Un espace vide, une surface à louer, c’est mortel pour une rue commerçante. « Le client ne va pas au-delà, constate Géraldine Knudson, city manager de la Ville de Luxembourg, toutes les études prouvent que les piétons ne vont qu’aussi loin dans une rue qu’il y a des commerces. Dès qu’ils n’en voient plus, ils changent de direction ». C’est une des raisons de la séparation ressentie par beaucoup comme insurmontable entre la Ville haute et le quartier de la gare par exemple. Des espaces vides, il y en a un paquet dans la capitale en ce moment, dont certains aux meilleurs adresses, y compris jusque dans la grand-rue. Pour remédier à leur effet néfaste sur le comportement du client, la Ville travaille sur un projet d’aménagement artistique des vitrines sur son territoire, qui devrait les rendre plus attractives le temps de l’attente.

(MATÉRIEL FOURNI)

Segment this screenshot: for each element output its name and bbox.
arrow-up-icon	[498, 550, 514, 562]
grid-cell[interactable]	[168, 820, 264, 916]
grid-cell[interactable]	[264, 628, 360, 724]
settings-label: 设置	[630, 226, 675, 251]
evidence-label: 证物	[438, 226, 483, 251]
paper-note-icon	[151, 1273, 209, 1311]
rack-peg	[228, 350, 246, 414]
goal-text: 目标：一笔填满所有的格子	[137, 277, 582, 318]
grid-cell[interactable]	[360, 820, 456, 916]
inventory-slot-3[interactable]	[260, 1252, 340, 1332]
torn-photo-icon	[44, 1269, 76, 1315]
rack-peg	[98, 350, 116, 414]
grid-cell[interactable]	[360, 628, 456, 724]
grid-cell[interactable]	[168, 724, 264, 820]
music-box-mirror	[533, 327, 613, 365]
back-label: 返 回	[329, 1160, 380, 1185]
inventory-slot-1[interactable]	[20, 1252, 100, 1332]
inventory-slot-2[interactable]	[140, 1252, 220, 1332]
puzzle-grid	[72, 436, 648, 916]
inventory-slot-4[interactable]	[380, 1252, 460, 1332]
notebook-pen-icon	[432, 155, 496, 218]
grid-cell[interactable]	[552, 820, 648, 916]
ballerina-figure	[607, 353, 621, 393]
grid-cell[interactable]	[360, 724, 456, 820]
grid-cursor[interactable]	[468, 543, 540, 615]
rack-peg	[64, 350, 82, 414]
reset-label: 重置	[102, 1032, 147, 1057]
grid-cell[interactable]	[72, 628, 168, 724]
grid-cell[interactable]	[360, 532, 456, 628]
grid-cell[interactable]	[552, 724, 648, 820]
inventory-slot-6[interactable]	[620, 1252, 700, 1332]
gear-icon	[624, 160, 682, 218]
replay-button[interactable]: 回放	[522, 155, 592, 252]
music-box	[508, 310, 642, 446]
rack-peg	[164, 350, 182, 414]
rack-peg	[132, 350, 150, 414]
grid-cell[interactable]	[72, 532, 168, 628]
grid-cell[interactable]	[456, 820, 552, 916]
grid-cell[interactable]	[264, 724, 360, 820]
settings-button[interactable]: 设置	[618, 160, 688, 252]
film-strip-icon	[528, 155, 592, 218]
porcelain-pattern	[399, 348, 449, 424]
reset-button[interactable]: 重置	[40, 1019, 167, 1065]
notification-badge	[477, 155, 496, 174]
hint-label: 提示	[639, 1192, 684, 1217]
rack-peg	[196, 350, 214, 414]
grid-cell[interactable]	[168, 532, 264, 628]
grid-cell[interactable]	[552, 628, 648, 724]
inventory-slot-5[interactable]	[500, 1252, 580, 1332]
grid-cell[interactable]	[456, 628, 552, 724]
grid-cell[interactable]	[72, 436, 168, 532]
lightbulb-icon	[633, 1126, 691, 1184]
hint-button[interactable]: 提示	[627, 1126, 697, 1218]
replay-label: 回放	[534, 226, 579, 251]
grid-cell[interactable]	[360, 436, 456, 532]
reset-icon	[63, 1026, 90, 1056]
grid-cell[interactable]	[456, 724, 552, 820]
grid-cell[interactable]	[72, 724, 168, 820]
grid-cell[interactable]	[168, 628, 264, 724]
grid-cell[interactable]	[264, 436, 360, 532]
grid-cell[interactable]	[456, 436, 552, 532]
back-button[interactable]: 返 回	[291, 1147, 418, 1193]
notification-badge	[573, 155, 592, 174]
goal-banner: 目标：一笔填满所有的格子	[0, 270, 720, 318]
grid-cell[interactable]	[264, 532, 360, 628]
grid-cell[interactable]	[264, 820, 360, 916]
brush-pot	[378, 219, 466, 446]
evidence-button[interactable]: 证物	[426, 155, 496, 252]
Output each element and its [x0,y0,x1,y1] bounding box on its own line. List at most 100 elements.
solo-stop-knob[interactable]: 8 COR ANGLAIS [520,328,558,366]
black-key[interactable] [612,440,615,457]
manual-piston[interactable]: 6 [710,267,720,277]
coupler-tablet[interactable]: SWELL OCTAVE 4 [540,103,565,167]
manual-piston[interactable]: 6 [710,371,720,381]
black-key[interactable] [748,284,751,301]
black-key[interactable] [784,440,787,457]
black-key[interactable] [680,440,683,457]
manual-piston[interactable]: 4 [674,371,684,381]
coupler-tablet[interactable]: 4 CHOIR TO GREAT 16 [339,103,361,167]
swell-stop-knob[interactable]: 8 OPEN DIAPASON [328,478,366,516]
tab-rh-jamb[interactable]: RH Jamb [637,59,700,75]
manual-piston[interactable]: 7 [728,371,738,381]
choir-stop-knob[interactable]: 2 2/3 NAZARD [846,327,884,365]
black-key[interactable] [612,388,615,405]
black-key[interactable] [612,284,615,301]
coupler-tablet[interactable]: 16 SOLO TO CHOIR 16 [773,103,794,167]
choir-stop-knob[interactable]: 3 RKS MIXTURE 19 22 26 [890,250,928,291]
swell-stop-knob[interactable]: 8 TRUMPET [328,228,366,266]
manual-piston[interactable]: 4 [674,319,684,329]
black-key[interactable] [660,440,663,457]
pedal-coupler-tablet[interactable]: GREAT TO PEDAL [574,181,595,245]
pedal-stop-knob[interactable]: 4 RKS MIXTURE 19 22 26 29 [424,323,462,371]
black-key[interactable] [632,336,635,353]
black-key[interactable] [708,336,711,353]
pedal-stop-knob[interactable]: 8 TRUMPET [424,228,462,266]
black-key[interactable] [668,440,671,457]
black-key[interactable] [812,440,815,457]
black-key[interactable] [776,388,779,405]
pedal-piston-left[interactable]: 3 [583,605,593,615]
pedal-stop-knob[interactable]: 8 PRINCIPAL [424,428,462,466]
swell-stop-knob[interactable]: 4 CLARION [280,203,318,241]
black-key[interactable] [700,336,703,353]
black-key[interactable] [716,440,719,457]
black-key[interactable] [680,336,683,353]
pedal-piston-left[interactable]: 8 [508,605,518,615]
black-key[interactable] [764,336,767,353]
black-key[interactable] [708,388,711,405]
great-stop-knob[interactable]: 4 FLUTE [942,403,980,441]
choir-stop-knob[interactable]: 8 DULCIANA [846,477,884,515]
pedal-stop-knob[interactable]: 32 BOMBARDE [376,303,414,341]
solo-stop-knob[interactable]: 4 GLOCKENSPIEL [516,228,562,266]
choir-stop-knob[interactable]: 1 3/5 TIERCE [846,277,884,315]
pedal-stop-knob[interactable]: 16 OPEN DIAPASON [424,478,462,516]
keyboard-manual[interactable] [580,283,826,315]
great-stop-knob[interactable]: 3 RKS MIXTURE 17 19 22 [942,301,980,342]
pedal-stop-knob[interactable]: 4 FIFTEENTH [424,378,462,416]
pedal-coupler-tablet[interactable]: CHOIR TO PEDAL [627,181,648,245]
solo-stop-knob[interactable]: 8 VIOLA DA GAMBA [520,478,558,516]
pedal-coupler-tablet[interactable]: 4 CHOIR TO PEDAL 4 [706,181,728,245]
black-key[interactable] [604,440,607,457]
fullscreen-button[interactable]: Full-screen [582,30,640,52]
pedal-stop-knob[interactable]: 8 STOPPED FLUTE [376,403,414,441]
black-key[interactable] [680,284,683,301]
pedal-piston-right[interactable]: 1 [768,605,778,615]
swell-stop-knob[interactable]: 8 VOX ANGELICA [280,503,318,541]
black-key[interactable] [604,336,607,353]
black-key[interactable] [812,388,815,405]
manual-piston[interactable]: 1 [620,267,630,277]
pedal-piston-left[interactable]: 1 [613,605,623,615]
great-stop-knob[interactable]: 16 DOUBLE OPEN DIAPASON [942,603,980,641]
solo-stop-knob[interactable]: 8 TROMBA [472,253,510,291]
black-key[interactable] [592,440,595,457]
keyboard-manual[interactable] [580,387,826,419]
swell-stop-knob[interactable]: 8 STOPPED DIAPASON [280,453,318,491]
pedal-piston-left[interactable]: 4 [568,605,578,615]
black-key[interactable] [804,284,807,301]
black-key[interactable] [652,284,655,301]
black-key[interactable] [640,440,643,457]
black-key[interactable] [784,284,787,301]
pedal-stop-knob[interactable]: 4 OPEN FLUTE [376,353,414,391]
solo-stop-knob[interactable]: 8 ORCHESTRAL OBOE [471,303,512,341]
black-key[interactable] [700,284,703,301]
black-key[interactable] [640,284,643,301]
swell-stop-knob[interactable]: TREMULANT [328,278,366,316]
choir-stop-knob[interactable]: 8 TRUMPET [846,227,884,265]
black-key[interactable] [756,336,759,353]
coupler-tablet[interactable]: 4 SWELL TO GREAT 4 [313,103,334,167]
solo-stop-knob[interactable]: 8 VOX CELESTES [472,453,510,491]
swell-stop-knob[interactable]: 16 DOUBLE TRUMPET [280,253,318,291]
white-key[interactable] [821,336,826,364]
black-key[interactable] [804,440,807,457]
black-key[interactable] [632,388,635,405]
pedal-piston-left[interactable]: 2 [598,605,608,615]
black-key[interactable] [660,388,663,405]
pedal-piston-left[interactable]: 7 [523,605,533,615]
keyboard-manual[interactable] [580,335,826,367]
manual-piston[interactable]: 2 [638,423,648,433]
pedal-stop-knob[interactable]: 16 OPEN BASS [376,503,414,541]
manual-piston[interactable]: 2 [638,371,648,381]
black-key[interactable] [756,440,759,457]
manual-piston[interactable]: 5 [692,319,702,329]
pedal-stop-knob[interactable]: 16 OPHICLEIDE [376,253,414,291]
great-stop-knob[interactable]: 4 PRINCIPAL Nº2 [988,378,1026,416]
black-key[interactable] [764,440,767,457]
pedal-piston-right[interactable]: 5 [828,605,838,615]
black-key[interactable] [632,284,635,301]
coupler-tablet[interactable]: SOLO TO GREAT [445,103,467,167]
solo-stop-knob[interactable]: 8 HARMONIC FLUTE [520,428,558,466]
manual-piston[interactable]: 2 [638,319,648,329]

(À FAIRE)
1/ Reproduisez le passage de l'extrait sur les commerces vides à Luxembourg, en partant de « Un espace vide, une » et en allant jusqu'à « temps de l’attente. ».
2/ Traduisez en anglais cette phrase de l'extrait sur les commerces vides à Luxembourg : « Des espaces vides, il y en a un paquet dans la capitale en ce moment, dont certains aux meilleurs adresses, y compris jusque dans la grand-rue. »

(RÉPONSES)
1/
Un espace vide, une surface à louer, c’est mortel pour une rue commerçante. « Le client ne va pas au-delà, constate Géraldine Knudson, city manager de la Ville de Luxembourg, toutes les études prouvent que les piétons ne vont qu’aussi loin dans une rue qu’il y a des commerces. Dès qu’ils n’en voient plus, ils changent de direction ». C’est une des raisons de la séparation ressentie par beaucoup comme insurmontable entre la Ville haute et le quartier de la gare par exemple. Des espaces vides, il y en a un paquet dans la capitale en ce moment, dont certains aux meilleurs adresses, y compris jusque dans la grand-rue. Pour remédier à leur effet néfaste sur le comportement du client, la Ville travaille sur un projet d’aménagement artistique des vitrines sur son territoire, qui devrait les rendre plus attractives le temps de l’attente.

2/ There are plenty of empty spaces in the capital at the moment, some of them at the best addresses, including even on the Grand-Rue.